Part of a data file
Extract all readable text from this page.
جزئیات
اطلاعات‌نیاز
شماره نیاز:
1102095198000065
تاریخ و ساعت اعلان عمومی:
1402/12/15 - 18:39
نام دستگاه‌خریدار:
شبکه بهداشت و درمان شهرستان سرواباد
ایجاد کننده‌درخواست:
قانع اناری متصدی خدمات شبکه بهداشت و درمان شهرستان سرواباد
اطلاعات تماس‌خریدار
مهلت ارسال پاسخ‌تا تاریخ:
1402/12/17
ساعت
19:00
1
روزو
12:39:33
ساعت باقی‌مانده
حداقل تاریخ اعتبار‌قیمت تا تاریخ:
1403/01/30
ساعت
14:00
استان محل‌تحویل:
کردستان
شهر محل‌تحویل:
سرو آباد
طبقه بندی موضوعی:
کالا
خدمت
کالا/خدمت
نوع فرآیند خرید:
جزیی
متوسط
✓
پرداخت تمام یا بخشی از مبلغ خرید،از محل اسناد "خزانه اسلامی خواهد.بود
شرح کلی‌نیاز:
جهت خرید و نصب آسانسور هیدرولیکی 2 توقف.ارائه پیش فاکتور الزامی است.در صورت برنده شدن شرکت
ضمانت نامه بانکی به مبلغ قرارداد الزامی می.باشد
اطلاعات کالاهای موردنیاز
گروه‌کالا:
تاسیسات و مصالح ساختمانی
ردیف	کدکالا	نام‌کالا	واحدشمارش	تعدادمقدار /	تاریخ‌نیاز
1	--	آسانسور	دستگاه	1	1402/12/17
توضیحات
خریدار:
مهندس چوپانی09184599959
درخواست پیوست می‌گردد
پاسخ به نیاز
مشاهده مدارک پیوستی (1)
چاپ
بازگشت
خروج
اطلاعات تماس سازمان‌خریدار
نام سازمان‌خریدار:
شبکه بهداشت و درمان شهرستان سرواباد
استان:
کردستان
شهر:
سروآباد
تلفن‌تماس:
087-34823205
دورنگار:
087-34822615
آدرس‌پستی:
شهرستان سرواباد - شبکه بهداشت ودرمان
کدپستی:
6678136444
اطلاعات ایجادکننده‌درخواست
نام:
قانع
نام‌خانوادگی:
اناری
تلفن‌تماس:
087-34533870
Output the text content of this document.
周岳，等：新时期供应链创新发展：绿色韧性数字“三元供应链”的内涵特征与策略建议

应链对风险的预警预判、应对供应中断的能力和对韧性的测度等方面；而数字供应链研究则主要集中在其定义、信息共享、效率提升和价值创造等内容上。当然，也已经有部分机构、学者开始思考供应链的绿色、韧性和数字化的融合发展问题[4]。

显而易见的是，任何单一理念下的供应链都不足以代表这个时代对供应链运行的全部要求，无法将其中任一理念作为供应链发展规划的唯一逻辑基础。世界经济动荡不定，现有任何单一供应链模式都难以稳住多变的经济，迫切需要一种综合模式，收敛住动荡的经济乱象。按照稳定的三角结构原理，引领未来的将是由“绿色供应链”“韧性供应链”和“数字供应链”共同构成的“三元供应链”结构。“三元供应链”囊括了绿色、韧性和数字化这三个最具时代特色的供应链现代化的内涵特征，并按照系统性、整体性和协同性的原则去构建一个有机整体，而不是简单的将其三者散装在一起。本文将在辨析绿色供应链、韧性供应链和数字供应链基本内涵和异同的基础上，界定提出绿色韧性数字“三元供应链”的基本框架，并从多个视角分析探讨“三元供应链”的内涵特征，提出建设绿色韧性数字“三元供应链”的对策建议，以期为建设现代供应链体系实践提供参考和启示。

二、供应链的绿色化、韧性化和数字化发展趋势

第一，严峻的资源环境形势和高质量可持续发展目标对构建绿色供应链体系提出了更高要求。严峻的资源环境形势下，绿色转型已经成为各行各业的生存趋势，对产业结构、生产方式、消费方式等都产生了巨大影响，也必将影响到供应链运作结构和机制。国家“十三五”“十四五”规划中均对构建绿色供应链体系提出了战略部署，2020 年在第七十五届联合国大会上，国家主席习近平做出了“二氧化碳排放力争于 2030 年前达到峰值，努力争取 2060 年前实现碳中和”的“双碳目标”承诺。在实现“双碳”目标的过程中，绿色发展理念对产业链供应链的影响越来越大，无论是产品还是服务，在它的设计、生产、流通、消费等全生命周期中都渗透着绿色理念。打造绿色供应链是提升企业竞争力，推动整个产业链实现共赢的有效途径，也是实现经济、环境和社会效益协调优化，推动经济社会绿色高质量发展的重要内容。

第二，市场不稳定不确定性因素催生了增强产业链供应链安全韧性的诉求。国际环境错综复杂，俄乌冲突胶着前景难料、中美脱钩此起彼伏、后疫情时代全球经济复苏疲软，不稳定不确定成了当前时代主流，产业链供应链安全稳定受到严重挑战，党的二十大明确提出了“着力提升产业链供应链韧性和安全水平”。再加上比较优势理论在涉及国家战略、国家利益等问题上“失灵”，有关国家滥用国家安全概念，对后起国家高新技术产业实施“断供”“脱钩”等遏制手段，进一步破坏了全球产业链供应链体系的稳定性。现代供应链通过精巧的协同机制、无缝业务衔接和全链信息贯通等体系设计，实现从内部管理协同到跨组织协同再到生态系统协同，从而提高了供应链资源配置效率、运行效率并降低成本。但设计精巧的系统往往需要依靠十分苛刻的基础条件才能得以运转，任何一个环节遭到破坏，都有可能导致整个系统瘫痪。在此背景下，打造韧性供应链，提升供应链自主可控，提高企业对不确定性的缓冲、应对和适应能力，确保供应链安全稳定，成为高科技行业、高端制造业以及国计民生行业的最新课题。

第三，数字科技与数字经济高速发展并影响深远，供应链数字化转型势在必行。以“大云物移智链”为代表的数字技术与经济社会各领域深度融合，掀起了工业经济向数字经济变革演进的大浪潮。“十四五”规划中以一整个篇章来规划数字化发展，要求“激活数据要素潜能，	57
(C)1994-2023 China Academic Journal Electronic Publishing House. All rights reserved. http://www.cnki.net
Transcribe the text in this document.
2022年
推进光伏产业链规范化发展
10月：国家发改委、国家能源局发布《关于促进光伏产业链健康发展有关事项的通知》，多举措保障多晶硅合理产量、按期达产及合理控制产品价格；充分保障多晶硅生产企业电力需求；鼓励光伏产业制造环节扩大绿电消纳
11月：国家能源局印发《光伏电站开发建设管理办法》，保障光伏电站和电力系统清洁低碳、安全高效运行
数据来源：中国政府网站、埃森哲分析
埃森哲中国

TASK: Your task is to transcribe the material exactly.

WRITTEN ANSWER:
Extract all readable text from this page.
جزئیات
اطلاعات‌نیاز
شماره نیاز:
1102095198000065
تاریخ و ساعت اعلان عمومی:
1402/12/15 - 18:39
نام دستگاه‌خریدار:
شبکه بهداشت و درمان شهرستان سرواباد
ایجاد کننده‌درخواست:
قانع اناری متصدی خدمات شبکه بهداشت و درمان شهرستان سرواباد
اطلاعات تماس‌خریدار
مهلت ارسال پاسخ‌تا تاریخ:
1402/12/17
ساعت
19:00
1
روزو
12:39:33
ساعت باقی‌مانده
حداقل تاریخ اعتبار‌قیمت تا تاریخ:
1403/01/30
ساعت
14:00
استان محل‌تحویل:
کردستان
شهر محل‌تحویل:
سرو آباد
طبقه بندی موضوعی:
کالا
خدمت
کالا/خدمت
نوع فرآیند خرید:
جزیی
متوسط
✓
پرداخت تمام یا بخشی از مبلغ خرید،از محل اسناد "خزانه اسلامی خواهد.بود
شرح کلی‌نیاز:
جهت خرید و نصب آسانسور هیدرولیکی 2 توقف.ارائه پیش فاکتور الزامی است.در صورت برنده شدن شرکت
ضمانت نامه بانکی به مبلغ قرارداد الزامی می.باشد
اطلاعات کالاهای موردنیاز
گروه‌کالا:
تاسیسات و مصالح ساختمانی
ردیف	کدکالا	نام‌کالا	واحدشمارش	تعدادمقدار /	تاریخ‌نیاز
1	--	آسانسور	دستگاه	1	1402/12/17
توضیحات
خریدار:
مهندس چوپانی09184599959
درخواست پیوست می‌گردد
پاسخ به نیاز
مشاهده مدارک پیوستی (1)
چاپ
بازگشت
خروج
اطلاعات تماس سازمان‌خریدار
نام سازمان‌خریدار:
شبکه بهداشت و درمان شهرستان سرواباد
استان:
کردستان
شهر:
سروآباد
تلفن‌تماس:
087-34823205
دورنگار:
087-34822615
آدرس‌پستی:
شهرستان سرواباد - شبکه بهداشت ودرمان
کدپستی:
6678136444
اطلاعات ایجادکننده‌درخواست
نام:
قانع
نام‌خانوادگی:
اناری
تلفن‌تماس:
087-34533870
Output the text content of this document.
周岳，等：新时期供应链创新发展：绿色韧性数字“三元供应链”的内涵特征与策略建议

应链对风险的预警预判、应对供应中断的能力和对韧性的测度等方面；而数字供应链研究则主要集中在其定义、信息共享、效率提升和价值创造等内容上。当然，也已经有部分机构、学者开始思考供应链的绿色、韧性和数字化的融合发展问题[4]。

显而易见的是，任何单一理念下的供应链都不足以代表这个时代对供应链运行的全部要求，无法将其中任一理念作为供应链发展规划的唯一逻辑基础。世界经济动荡不定，现有任何单一供应链模式都难以稳住多变的经济，迫切需要一种综合模式，收敛住动荡的经济乱象。按照稳定的三角结构原理，引领未来的将是由“绿色供应链”“韧性供应链”和“数字供应链”共同构成的“三元供应链”结构。“三元供应链”囊括了绿色、韧性和数字化这三个最具时代特色的供应链现代化的内涵特征，并按照系统性、整体性和协同性的原则去构建一个有机整体，而不是简单的将其三者散装在一起。本文将在辨析绿色供应链、韧性供应链和数字供应链基本内涵和异同的基础上，界定提出绿色韧性数字“三元供应链”的基本框架，并从多个视角分析探讨“三元供应链”的内涵特征，提出建设绿色韧性数字“三元供应链”的对策建议，以期为建设现代供应链体系实践提供参考和启示。

二、供应链的绿色化、韧性化和数字化发展趋势

第一，严峻的资源环境形势和高质量可持续发展目标对构建绿色供应链体系提出了更高要求。严峻的资源环境形势下，绿色转型已经成为各行各业的生存趋势，对产业结构、生产方式、消费方式等都产生了巨大影响，也必将影响到供应链运作结构和机制。国家“十三五”“十四五”规划中均对构建绿色供应链体系提出了战略部署，2020 年在第七十五届联合国大会上，国家主席习近平做出了“二氧化碳排放力争于 2030 年前达到峰值，努力争取 2060 年前实现碳中和”的“双碳目标”承诺。在实现“双碳”目标的过程中，绿色发展理念对产业链供应链的影响越来越大，无论是产品还是服务，在它的设计、生产、流通、消费等全生命周期中都渗透着绿色理念。打造绿色供应链是提升企业竞争力，推动整个产业链实现共赢的有效途径，也是实现经济、环境和社会效益协调优化，推动经济社会绿色高质量发展的重要内容。

第二，市场不稳定不确定性因素催生了增强产业链供应链安全韧性的诉求。国际环境错综复杂，俄乌冲突胶着前景难料、中美脱钩此起彼伏、后疫情时代全球经济复苏疲软，不稳定不确定成了当前时代主流，产业链供应链安全稳定受到严重挑战，党的二十大明确提出了“着力提升产业链供应链韧性和安全水平”。再加上比较优势理论在涉及国家战略、国家利益等问题上“失灵”，有关国家滥用国家安全概念，对后起国家高新技术产业实施“断供”“脱钩”等遏制手段，进一步破坏了全球产业链供应链体系的稳定性。现代供应链通过精巧的协同机制、无缝业务衔接和全链信息贯通等体系设计，实现从内部管理协同到跨组织协同再到生态系统协同，从而提高了供应链资源配置效率、运行效率并降低成本。但设计精巧的系统往往需要依靠十分苛刻的基础条件才能得以运转，任何一个环节遭到破坏，都有可能导致整个系统瘫痪。在此背景下，打造韧性供应链，提升供应链自主可控，提高企业对不确定性的缓冲、应对和适应能力，确保供应链安全稳定，成为高科技行业、高端制造业以及国计民生行业的最新课题。

第三，数字科技与数字经济高速发展并影响深远，供应链数字化转型势在必行。以“大云物移智链”为代表的数字技术与经济社会各领域深度融合，掀起了工业经济向数字经济变革演进的大浪潮。“十四五”规划中以一整个篇章来规划数字化发展，要求“激活数据要素潜能，	57
(C)1994-2023 China Academic Journal Electronic Publishing House. All rights reserved. http://www.cnki.net
Transcribe the text in this document.
2022年
推进光伏产业链规范化发展
10月：国家发改委、国家能源局发布《关于促进光伏产业链健康发展有关事项的通知》，多举措保障多晶硅合理产量、按期达产及合理控制产品价格；充分保障多晶硅生产企业电力需求；鼓励光伏产业制造环节扩大绿电消纳
11月：国家能源局印发《光伏电站开发建设管理办法》，保障光伏电站和电力系统清洁低碳、安全高效运行
数据来源：中国政府网站、埃森哲分析
埃森哲中国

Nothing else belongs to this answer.